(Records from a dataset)
▽
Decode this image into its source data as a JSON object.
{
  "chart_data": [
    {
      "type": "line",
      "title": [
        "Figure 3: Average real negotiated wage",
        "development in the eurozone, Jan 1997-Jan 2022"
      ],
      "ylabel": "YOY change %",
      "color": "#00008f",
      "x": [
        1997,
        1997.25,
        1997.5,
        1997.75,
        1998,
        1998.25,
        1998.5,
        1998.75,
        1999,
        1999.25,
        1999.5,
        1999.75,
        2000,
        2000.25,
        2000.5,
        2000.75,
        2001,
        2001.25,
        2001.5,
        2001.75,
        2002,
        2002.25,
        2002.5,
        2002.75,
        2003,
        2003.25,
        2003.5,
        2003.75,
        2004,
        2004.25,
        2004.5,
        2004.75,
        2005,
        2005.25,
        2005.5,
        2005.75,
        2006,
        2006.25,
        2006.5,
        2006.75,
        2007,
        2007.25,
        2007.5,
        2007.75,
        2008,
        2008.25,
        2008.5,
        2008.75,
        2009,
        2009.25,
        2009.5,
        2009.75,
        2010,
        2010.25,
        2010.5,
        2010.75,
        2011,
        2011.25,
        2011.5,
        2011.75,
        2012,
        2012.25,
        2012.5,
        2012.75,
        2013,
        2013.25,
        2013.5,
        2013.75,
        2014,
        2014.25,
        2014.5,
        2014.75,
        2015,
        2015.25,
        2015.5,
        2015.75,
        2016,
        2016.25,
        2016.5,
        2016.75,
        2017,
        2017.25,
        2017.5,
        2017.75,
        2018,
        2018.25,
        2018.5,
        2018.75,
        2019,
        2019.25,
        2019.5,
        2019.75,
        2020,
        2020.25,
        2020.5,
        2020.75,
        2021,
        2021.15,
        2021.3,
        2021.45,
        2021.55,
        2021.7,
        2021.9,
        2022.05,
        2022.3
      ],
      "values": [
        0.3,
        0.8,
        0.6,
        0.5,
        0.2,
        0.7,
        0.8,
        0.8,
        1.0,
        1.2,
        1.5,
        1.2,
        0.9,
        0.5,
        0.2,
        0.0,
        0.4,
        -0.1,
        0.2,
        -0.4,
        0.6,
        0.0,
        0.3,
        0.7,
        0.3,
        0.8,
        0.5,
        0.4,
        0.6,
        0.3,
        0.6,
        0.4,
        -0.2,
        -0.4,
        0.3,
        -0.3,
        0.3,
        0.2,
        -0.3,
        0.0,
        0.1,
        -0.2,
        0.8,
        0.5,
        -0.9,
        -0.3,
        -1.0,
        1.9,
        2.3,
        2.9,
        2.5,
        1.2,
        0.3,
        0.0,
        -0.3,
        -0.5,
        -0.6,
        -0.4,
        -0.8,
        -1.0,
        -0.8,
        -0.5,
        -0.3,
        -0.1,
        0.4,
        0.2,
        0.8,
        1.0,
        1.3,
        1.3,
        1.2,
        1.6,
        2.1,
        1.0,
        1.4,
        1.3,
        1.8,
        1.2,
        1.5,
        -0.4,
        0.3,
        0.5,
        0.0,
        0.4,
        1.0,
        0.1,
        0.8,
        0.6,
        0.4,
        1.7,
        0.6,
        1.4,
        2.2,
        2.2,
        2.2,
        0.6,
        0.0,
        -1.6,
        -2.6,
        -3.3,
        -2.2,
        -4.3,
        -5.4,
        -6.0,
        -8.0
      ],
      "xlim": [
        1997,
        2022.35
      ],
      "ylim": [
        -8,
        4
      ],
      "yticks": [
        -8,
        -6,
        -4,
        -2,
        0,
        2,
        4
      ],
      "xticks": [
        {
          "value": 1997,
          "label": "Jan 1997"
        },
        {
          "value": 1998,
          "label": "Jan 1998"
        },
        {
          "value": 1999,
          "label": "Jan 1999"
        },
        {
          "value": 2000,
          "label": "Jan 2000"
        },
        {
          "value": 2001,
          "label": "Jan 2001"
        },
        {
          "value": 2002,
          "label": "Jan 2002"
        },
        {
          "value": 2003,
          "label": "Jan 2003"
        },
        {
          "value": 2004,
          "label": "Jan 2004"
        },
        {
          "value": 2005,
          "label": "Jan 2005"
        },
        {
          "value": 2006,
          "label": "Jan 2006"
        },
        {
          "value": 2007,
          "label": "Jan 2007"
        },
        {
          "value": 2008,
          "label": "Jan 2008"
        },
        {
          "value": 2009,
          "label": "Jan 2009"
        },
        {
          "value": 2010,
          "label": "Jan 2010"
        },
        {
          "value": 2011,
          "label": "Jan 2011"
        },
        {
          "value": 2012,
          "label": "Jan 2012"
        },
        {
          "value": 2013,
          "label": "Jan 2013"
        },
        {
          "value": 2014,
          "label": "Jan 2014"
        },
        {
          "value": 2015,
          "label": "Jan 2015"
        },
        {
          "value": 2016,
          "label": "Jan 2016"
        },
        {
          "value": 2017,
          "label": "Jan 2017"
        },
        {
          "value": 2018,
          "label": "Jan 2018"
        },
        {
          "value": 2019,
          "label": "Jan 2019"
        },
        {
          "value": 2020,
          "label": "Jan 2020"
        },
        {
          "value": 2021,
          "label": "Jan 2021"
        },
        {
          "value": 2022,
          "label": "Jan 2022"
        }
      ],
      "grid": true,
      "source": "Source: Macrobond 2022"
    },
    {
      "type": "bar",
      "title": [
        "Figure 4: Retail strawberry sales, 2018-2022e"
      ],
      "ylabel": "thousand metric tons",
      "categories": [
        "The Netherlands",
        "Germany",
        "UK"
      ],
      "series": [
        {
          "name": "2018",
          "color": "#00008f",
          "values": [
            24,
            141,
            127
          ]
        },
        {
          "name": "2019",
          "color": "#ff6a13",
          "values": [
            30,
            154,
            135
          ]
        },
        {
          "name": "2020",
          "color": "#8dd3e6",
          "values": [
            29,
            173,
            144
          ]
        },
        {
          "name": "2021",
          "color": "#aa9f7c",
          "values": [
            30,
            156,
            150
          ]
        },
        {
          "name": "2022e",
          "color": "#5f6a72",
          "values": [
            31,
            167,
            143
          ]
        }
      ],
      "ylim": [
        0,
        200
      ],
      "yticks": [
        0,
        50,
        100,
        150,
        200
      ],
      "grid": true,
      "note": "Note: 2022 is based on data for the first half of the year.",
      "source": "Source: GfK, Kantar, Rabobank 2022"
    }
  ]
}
△
Exercise description:
From the material above, copy each line that includes the word "source".

Expected output:
Decode this image into its source data as a JSON object.
      "source": "Source: Macrobond 2022"
      "source": "Source: GfK, Kantar, Rabobank 2022"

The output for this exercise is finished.